GIVEN PROBLEM:
Check each line of the entries below for the string "Szkół" and state how many lines have it, with no other text.
########################################
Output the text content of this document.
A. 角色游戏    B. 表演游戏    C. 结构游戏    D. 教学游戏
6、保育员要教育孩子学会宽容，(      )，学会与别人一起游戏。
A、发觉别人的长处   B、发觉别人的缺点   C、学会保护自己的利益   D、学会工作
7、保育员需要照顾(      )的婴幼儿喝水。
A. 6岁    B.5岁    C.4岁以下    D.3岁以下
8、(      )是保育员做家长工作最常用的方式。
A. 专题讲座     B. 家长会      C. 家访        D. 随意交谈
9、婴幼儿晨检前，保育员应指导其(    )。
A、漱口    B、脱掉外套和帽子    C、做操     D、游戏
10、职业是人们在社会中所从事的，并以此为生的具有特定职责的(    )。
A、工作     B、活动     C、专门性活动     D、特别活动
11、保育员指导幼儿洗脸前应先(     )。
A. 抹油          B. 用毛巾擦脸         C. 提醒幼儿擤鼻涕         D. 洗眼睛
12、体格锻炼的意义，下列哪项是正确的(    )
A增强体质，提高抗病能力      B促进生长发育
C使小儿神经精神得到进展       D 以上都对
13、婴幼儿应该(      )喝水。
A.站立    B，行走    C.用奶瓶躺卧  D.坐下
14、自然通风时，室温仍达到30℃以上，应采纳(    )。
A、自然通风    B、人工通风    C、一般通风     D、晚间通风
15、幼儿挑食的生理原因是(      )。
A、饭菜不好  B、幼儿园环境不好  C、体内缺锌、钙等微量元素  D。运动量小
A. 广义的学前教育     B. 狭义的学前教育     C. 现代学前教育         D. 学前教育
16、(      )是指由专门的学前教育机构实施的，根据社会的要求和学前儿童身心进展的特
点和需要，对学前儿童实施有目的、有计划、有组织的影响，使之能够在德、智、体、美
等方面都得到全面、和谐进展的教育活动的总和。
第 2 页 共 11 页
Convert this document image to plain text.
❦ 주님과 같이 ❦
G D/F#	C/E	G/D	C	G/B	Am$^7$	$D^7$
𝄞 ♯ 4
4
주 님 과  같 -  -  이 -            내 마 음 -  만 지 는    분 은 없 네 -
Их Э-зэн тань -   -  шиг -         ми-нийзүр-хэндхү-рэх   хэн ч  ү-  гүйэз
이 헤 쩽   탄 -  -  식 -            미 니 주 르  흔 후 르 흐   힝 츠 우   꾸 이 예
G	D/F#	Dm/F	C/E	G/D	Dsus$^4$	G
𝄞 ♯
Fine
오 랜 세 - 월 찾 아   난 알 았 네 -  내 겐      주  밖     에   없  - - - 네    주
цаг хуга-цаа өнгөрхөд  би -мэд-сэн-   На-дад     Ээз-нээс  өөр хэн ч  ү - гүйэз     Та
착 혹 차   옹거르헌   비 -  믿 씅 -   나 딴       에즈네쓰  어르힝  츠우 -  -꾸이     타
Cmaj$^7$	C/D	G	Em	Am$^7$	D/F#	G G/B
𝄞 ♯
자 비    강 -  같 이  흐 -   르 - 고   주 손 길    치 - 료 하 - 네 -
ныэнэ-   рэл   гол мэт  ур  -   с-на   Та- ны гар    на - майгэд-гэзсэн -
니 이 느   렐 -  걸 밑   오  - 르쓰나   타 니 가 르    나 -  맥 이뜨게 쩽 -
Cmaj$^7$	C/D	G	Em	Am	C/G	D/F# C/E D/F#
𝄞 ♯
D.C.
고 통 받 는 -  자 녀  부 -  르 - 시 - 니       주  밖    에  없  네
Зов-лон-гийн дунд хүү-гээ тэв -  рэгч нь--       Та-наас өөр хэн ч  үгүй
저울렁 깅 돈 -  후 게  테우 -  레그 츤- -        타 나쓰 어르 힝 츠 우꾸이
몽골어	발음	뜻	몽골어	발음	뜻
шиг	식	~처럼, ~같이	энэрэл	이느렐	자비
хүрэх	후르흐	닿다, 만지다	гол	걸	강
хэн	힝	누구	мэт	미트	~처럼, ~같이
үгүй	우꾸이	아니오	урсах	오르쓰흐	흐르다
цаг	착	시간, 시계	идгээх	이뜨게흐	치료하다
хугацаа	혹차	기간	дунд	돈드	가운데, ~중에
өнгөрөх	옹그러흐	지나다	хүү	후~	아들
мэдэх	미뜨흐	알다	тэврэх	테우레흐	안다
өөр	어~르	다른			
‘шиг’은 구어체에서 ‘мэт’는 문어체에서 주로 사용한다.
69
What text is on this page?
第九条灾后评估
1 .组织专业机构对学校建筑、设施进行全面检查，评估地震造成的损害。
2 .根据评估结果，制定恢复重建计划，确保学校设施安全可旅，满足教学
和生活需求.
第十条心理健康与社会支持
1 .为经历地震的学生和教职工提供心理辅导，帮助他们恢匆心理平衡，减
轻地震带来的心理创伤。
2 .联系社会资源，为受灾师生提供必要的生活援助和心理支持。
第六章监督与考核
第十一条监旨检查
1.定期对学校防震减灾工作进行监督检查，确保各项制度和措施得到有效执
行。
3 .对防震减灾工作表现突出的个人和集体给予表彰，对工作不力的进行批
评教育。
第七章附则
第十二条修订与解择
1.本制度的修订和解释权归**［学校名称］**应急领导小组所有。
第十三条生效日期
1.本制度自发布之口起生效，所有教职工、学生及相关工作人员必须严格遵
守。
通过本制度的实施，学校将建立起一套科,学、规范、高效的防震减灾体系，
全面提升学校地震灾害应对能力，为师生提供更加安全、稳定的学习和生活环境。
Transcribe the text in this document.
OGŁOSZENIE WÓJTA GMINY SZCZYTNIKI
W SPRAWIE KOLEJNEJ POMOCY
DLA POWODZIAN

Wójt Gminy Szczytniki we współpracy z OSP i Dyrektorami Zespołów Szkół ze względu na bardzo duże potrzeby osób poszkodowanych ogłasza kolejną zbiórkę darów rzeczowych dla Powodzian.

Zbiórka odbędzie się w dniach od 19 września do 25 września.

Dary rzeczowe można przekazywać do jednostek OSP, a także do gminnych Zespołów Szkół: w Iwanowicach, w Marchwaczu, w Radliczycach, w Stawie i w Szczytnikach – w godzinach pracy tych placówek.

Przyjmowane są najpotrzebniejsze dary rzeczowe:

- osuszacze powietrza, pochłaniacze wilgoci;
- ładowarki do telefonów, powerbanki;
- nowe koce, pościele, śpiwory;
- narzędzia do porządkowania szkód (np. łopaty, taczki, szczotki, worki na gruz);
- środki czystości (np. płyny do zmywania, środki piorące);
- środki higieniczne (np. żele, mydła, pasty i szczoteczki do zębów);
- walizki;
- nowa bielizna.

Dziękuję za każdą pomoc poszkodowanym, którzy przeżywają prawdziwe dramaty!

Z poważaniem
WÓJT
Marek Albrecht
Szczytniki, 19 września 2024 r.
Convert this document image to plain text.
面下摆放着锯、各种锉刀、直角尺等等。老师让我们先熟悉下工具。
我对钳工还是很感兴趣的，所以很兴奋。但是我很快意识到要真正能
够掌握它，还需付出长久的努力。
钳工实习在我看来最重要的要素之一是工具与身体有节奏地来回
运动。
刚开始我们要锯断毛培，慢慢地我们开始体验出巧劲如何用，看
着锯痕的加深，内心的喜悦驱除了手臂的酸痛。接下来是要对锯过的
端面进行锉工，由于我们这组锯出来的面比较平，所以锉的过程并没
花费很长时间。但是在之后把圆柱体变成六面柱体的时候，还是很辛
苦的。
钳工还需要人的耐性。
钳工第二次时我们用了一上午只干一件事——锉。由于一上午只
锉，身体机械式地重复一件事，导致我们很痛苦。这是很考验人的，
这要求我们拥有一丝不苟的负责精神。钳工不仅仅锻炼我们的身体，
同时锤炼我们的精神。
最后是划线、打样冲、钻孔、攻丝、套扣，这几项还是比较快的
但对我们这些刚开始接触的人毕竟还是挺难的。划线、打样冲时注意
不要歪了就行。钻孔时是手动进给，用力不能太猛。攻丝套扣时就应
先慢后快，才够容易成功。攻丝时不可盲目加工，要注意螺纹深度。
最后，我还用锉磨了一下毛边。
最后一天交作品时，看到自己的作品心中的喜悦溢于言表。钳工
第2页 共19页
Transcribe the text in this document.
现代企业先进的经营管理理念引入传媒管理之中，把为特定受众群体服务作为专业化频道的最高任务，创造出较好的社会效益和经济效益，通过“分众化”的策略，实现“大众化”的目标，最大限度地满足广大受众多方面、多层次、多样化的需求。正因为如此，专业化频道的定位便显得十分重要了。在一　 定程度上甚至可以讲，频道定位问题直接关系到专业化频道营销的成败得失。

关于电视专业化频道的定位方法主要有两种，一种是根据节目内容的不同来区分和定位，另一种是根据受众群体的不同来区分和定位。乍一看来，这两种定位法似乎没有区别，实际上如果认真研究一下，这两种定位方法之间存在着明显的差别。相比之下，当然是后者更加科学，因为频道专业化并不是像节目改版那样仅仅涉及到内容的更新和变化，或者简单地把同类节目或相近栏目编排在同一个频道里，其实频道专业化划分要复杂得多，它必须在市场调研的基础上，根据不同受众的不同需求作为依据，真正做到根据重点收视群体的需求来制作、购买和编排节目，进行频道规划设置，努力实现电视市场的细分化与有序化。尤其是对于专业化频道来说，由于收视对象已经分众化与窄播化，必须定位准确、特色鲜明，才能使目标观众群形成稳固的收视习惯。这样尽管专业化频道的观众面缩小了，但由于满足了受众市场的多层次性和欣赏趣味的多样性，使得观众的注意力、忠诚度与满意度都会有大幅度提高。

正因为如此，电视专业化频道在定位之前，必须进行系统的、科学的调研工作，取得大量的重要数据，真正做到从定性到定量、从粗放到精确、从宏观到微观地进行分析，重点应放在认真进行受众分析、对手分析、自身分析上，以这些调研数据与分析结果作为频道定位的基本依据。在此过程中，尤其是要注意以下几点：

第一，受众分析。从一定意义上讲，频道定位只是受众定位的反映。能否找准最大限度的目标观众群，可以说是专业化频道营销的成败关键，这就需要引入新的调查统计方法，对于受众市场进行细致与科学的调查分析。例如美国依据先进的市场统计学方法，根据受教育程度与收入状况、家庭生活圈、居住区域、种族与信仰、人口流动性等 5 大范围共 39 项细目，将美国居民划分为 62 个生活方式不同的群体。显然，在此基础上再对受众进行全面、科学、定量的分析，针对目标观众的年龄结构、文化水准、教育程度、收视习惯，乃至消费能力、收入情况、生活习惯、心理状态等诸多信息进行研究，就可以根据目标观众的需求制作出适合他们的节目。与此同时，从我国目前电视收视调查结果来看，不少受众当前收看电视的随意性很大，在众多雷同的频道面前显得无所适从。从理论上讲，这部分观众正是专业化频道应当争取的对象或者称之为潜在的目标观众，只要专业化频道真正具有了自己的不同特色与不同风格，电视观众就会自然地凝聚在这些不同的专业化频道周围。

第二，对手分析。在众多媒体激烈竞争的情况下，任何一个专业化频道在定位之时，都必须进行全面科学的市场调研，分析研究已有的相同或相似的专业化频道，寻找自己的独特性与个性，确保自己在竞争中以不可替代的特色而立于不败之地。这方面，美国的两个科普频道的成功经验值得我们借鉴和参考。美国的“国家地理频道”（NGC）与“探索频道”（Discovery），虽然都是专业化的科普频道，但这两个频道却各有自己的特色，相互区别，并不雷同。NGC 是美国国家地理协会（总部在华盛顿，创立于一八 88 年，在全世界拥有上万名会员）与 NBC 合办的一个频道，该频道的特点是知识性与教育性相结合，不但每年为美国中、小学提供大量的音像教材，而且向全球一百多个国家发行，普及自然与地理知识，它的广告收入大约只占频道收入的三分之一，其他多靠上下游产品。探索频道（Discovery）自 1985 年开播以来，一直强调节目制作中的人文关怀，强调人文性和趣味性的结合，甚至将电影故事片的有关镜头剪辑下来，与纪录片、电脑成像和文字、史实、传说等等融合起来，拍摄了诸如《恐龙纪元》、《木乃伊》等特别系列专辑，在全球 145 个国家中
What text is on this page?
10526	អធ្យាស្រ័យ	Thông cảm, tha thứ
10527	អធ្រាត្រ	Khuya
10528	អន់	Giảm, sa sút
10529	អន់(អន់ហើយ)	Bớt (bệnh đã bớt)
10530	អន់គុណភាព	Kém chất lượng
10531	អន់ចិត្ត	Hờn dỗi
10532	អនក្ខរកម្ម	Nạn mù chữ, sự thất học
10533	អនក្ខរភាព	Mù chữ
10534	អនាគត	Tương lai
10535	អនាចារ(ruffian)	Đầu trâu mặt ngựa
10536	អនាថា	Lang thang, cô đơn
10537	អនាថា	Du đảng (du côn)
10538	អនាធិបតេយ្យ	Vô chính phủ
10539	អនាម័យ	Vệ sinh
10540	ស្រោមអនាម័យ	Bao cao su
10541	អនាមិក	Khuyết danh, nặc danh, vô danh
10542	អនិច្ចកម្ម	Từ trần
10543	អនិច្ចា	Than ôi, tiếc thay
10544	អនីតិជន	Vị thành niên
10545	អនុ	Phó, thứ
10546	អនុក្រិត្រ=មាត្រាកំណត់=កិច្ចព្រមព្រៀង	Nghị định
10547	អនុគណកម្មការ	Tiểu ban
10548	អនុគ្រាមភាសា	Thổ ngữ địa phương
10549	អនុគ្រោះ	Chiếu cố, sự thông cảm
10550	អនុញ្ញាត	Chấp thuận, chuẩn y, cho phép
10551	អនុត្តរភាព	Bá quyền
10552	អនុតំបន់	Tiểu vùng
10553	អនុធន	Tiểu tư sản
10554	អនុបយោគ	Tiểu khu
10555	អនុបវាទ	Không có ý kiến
########################################
FULL SOLUTION:
2